--- START Provided data ---
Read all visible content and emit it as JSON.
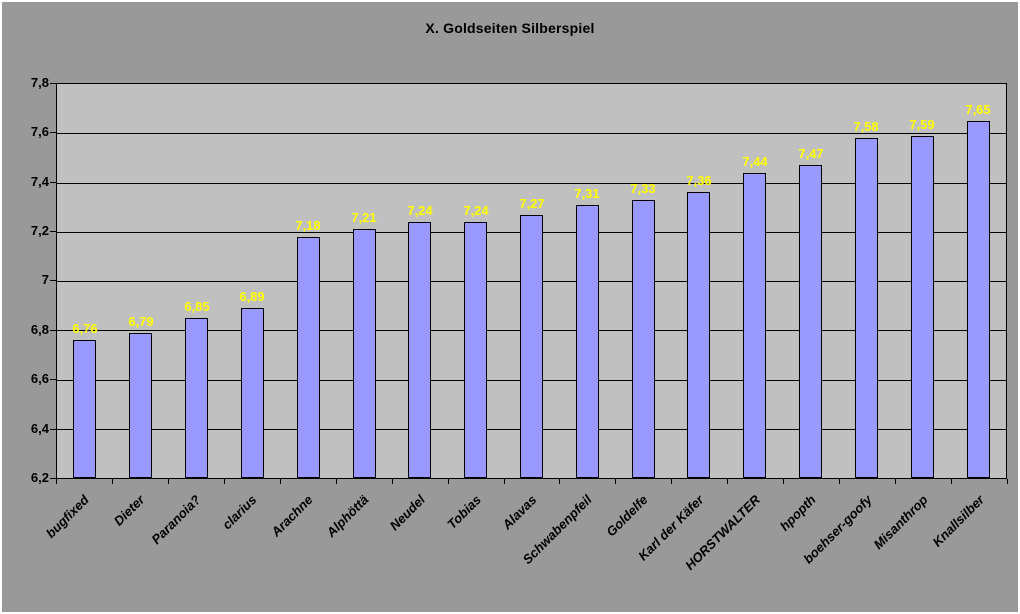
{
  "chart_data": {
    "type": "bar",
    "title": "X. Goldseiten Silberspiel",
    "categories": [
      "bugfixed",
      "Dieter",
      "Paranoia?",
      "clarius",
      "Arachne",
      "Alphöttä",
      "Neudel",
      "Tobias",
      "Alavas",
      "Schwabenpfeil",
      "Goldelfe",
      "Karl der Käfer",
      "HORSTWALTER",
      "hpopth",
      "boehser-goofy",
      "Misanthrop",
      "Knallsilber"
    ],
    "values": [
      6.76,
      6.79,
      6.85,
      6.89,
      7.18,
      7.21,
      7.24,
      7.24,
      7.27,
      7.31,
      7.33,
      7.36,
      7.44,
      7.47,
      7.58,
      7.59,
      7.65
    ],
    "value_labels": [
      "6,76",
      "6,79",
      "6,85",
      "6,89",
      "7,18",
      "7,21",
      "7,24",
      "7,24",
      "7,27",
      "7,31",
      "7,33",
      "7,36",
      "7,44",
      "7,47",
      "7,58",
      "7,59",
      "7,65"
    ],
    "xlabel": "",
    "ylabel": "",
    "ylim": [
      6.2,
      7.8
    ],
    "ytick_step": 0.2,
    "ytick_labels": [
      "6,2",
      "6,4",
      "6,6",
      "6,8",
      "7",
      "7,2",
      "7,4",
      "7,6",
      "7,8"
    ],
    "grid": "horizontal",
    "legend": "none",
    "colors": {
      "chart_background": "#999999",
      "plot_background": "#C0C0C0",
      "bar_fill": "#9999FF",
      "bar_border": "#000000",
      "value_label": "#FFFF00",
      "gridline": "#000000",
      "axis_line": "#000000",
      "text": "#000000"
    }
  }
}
--- END Provided data ---
--- START Provided data ---
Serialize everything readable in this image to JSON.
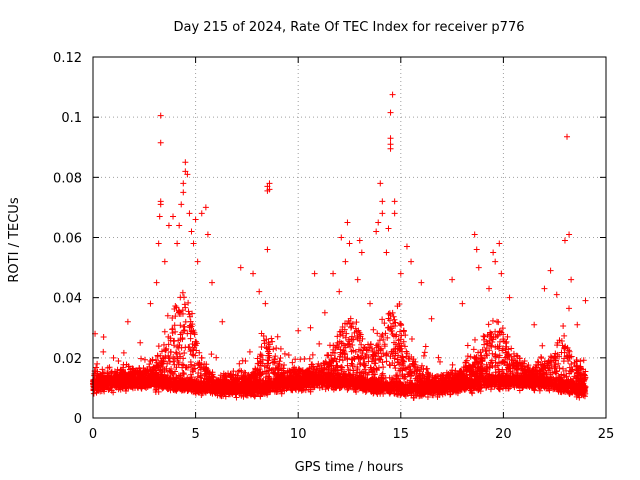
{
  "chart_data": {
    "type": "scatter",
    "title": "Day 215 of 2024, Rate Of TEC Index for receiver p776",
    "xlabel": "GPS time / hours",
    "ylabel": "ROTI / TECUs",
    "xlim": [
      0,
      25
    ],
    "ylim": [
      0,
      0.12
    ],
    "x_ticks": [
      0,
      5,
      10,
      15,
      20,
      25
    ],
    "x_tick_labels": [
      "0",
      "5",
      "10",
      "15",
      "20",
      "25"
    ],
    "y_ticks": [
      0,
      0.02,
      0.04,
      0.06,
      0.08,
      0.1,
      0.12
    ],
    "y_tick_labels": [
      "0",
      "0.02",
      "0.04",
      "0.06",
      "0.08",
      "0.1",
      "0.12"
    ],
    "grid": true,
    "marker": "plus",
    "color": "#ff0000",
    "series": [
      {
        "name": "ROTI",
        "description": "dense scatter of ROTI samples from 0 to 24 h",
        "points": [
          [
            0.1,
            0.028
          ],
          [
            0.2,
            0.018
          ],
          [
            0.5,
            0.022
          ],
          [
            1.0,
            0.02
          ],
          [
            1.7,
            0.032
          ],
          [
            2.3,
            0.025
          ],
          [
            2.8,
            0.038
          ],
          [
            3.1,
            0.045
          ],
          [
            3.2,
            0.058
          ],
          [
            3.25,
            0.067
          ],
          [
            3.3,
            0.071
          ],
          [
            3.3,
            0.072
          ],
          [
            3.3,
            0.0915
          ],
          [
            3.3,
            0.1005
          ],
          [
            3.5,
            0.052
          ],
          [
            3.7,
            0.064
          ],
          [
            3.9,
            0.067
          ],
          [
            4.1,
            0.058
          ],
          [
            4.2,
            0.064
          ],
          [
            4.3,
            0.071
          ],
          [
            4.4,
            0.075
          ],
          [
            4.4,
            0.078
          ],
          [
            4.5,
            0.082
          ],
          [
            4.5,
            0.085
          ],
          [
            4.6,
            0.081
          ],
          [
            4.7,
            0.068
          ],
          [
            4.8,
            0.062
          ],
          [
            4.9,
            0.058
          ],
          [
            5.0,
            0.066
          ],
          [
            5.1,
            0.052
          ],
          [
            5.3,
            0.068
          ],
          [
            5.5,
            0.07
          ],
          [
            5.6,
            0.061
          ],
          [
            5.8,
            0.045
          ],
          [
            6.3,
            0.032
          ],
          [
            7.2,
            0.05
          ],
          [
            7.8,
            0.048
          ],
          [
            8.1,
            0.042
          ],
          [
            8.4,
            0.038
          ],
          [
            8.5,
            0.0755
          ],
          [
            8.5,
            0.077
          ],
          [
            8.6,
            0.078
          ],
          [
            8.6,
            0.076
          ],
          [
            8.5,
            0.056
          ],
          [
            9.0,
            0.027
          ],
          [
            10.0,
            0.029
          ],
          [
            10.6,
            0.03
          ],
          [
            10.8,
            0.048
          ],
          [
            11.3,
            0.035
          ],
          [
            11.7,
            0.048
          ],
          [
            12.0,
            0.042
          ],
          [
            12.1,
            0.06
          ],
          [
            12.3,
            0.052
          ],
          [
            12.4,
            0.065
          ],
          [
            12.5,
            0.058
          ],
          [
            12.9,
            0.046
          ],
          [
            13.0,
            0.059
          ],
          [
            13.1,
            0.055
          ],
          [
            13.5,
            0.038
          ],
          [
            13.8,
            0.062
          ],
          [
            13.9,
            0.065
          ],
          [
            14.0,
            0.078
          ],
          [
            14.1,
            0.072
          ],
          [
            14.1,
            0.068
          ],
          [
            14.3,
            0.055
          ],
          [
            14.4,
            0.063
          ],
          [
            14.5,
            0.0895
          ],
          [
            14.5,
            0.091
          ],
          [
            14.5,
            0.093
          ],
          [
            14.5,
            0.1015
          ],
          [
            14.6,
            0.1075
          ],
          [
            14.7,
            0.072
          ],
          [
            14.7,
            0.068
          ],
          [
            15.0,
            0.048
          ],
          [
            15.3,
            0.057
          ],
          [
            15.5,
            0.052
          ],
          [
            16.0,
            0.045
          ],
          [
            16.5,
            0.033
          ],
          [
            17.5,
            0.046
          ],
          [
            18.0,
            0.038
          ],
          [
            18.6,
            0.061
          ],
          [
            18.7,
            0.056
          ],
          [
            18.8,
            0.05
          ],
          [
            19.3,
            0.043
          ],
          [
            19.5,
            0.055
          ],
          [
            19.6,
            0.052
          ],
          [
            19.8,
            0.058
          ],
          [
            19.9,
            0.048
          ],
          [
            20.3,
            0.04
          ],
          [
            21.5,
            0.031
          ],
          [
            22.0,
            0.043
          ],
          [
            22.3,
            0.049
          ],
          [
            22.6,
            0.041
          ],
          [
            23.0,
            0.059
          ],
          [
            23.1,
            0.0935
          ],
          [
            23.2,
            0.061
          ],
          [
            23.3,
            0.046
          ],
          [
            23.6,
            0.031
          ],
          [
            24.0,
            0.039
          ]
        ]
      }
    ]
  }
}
--- END Provided data ---
→ Problem statement:
Pull out each line of the listing that holds the string "scatter".

→ Response to this exercise:
    "type": "scatter",
        "description": "dense scatter of ROTI samples from 0 to 24 h",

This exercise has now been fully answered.